» **WHAT TO DO**
Give all of the records again. Match them exactly.

-*-

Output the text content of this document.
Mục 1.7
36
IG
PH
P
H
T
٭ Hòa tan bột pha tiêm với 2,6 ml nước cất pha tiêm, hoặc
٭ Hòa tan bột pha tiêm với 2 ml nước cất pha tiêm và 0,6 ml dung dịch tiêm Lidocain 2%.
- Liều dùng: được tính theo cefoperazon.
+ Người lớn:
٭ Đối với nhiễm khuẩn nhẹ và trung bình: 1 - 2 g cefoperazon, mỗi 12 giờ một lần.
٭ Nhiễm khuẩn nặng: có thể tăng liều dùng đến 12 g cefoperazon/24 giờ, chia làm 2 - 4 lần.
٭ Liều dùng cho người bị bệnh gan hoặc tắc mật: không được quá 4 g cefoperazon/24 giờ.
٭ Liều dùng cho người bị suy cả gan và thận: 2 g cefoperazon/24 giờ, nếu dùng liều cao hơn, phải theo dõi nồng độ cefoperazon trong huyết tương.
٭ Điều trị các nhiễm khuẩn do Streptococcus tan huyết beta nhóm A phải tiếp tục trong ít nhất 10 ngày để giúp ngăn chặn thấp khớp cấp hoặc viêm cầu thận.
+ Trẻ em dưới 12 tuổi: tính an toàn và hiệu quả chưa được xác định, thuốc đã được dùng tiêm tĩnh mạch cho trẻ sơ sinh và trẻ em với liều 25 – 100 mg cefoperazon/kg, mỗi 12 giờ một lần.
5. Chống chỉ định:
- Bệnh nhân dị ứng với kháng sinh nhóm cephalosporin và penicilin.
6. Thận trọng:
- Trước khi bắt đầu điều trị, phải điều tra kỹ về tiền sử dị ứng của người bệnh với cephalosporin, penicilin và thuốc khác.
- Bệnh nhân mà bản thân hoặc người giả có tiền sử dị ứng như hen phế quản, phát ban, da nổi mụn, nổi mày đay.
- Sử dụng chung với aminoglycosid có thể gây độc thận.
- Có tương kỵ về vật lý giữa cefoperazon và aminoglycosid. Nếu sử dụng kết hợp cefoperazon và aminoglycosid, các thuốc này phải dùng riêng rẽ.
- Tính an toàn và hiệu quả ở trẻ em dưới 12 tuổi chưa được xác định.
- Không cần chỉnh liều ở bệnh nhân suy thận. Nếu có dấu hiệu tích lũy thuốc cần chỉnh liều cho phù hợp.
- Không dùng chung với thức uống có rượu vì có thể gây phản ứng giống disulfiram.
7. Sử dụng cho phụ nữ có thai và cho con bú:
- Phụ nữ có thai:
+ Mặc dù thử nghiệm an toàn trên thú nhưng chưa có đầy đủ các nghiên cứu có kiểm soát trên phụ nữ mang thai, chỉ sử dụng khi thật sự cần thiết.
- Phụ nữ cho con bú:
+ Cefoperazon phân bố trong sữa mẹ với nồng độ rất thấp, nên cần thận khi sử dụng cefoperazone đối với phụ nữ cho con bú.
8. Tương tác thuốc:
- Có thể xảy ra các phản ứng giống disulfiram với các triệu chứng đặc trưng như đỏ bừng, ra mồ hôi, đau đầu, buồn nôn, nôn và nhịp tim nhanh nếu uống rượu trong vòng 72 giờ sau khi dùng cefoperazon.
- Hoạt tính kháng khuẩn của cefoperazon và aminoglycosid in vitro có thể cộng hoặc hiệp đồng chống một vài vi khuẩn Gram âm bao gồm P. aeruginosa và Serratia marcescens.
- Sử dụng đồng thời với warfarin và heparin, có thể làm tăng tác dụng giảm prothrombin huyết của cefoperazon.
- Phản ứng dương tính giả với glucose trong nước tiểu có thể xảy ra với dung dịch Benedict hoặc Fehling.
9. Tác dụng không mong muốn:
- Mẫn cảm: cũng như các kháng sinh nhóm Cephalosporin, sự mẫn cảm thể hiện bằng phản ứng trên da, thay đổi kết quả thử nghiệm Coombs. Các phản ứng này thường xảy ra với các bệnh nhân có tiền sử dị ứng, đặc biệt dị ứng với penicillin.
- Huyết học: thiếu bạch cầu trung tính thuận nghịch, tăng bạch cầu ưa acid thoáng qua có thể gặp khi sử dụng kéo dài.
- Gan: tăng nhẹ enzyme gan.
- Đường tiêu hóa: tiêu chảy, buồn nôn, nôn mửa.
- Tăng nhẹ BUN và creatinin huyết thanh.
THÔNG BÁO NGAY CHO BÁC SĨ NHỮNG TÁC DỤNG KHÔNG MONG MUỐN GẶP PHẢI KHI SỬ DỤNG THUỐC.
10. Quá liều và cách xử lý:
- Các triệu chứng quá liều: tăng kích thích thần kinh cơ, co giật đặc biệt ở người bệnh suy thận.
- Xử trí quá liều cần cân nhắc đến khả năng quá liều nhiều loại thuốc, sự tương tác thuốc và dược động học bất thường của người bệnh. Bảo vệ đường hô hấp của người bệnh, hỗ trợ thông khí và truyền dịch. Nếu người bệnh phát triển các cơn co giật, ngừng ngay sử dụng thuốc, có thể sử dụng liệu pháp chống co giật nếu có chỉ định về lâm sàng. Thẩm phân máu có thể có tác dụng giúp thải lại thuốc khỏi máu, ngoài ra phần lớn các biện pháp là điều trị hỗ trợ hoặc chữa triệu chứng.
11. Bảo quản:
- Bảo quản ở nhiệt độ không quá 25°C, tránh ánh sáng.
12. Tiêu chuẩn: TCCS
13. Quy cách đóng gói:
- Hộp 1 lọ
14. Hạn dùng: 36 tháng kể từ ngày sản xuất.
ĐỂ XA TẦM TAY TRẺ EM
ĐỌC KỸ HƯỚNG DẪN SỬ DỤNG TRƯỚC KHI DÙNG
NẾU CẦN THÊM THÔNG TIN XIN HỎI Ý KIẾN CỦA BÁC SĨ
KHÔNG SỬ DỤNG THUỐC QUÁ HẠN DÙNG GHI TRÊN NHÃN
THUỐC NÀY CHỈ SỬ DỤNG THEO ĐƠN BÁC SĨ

-*-

» **ANSWER SPACE**
Output the text content of this document.
Mục 1.7
36
IG
PH
P
H
T
٭ Hòa tan bột pha tiêm với 2,6 ml nước cất pha tiêm, hoặc
٭ Hòa tan bột pha tiêm với 2 ml nước cất pha tiêm và 0,6 ml dung dịch tiêm Lidocain 2%.
- Liều dùng: được tính theo cefoperazon.
+ Người lớn:
٭ Đối với nhiễm khuẩn nhẹ và trung bình: 1 - 2 g cefoperazon, mỗi 12 giờ một lần.
٭ Nhiễm khuẩn nặng: có thể tăng liều dùng đến 12 g cefoperazon/24 giờ, chia làm 2 - 4 lần.
٭ Liều dùng cho người bị bệnh gan hoặc tắc mật: không được quá 4 g cefoperazon/24 giờ.
٭ Liều dùng cho người bị suy cả gan và thận: 2 g cefoperazon/24 giờ, nếu dùng liều cao hơn, phải theo dõi nồng độ cefoperazon trong huyết tương.
٭ Điều trị các nhiễm khuẩn do Streptococcus tan huyết beta nhóm A phải tiếp tục trong ít nhất 10 ngày để giúp ngăn chặn thấp khớp cấp hoặc viêm cầu thận.
+ Trẻ em dưới 12 tuổi: tính an toàn và hiệu quả chưa được xác định, thuốc đã được dùng tiêm tĩnh mạch cho trẻ sơ sinh và trẻ em với liều 25 – 100 mg cefoperazon/kg, mỗi 12 giờ một lần.
5. Chống chỉ định:
- Bệnh nhân dị ứng với kháng sinh nhóm cephalosporin và penicilin.
6. Thận trọng:
- Trước khi bắt đầu điều trị, phải điều tra kỹ về tiền sử dị ứng của người bệnh với cephalosporin, penicilin và thuốc khác.
- Bệnh nhân mà bản thân hoặc người giả có tiền sử dị ứng như hen phế quản, phát ban, da nổi mụn, nổi mày đay.
- Sử dụng chung với aminoglycosid có thể gây độc thận.
- Có tương kỵ về vật lý giữa cefoperazon và aminoglycosid. Nếu sử dụng kết hợp cefoperazon và aminoglycosid, các thuốc này phải dùng riêng rẽ.
- Tính an toàn và hiệu quả ở trẻ em dưới 12 tuổi chưa được xác định.
- Không cần chỉnh liều ở bệnh nhân suy thận. Nếu có dấu hiệu tích lũy thuốc cần chỉnh liều cho phù hợp.
- Không dùng chung với thức uống có rượu vì có thể gây phản ứng giống disulfiram.
7. Sử dụng cho phụ nữ có thai và cho con bú:
- Phụ nữ có thai:
+ Mặc dù thử nghiệm an toàn trên thú nhưng chưa có đầy đủ các nghiên cứu có kiểm soát trên phụ nữ mang thai, chỉ sử dụng khi thật sự cần thiết.
- Phụ nữ cho con bú:
+ Cefoperazon phân bố trong sữa mẹ với nồng độ rất thấp, nên cần thận khi sử dụng cefoperazone đối với phụ nữ cho con bú.
8. Tương tác thuốc:
- Có thể xảy ra các phản ứng giống disulfiram với các triệu chứng đặc trưng như đỏ bừng, ra mồ hôi, đau đầu, buồn nôn, nôn và nhịp tim nhanh nếu uống rượu trong vòng 72 giờ sau khi dùng cefoperazon.
- Hoạt tính kháng khuẩn của cefoperazon và aminoglycosid in vitro có thể cộng hoặc hiệp đồng chống một vài vi khuẩn Gram âm bao gồm P. aeruginosa và Serratia marcescens.
- Sử dụng đồng thời với warfarin và heparin, có thể làm tăng tác dụng giảm prothrombin huyết của cefoperazon.
- Phản ứng dương tính giả với glucose trong nước tiểu có thể xảy ra với dung dịch Benedict hoặc Fehling.
9. Tác dụng không mong muốn:
- Mẫn cảm: cũng như các kháng sinh nhóm Cephalosporin, sự mẫn cảm thể hiện bằng phản ứng trên da, thay đổi kết quả thử nghiệm Coombs. Các phản ứng này thường xảy ra với các bệnh nhân có tiền sử dị ứng, đặc biệt dị ứng với penicillin.
- Huyết học: thiếu bạch cầu trung tính thuận nghịch, tăng bạch cầu ưa acid thoáng qua có thể gặp khi sử dụng kéo dài.
- Gan: tăng nhẹ enzyme gan.
- Đường tiêu hóa: tiêu chảy, buồn nôn, nôn mửa.
- Tăng nhẹ BUN và creatinin huyết thanh.
THÔNG BÁO NGAY CHO BÁC SĨ NHỮNG TÁC DỤNG KHÔNG MONG MUỐN GẶP PHẢI KHI SỬ DỤNG THUỐC.
10. Quá liều và cách xử lý:
- Các triệu chứng quá liều: tăng kích thích thần kinh cơ, co giật đặc biệt ở người bệnh suy thận.
- Xử trí quá liều cần cân nhắc đến khả năng quá liều nhiều loại thuốc, sự tương tác thuốc và dược động học bất thường của người bệnh. Bảo vệ đường hô hấp của người bệnh, hỗ trợ thông khí và truyền dịch. Nếu người bệnh phát triển các cơn co giật, ngừng ngay sử dụng thuốc, có thể sử dụng liệu pháp chống co giật nếu có chỉ định về lâm sàng. Thẩm phân máu có thể có tác dụng giúp thải lại thuốc khỏi máu, ngoài ra phần lớn các biện pháp là điều trị hỗ trợ hoặc chữa triệu chứng.
11. Bảo quản:
- Bảo quản ở nhiệt độ không quá 25°C, tránh ánh sáng.
12. Tiêu chuẩn: TCCS
13. Quy cách đóng gói:
- Hộp 1 lọ
14. Hạn dùng: 36 tháng kể từ ngày sản xuất.
ĐỂ XA TẦM TAY TRẺ EM
ĐỌC KỸ HƯỚNG DẪN SỬ DỤNG TRƯỚC KHI DÙNG
NẾU CẦN THÊM THÔNG TIN XIN HỎI Ý KIẾN CỦA BÁC SĨ
KHÔNG SỬ DỤNG THUỐC QUÁ HẠN DÙNG GHI TRÊN NHÃN
THUỐC NÀY CHỈ SỬ DỤNG THEO ĐƠN BÁC SĨ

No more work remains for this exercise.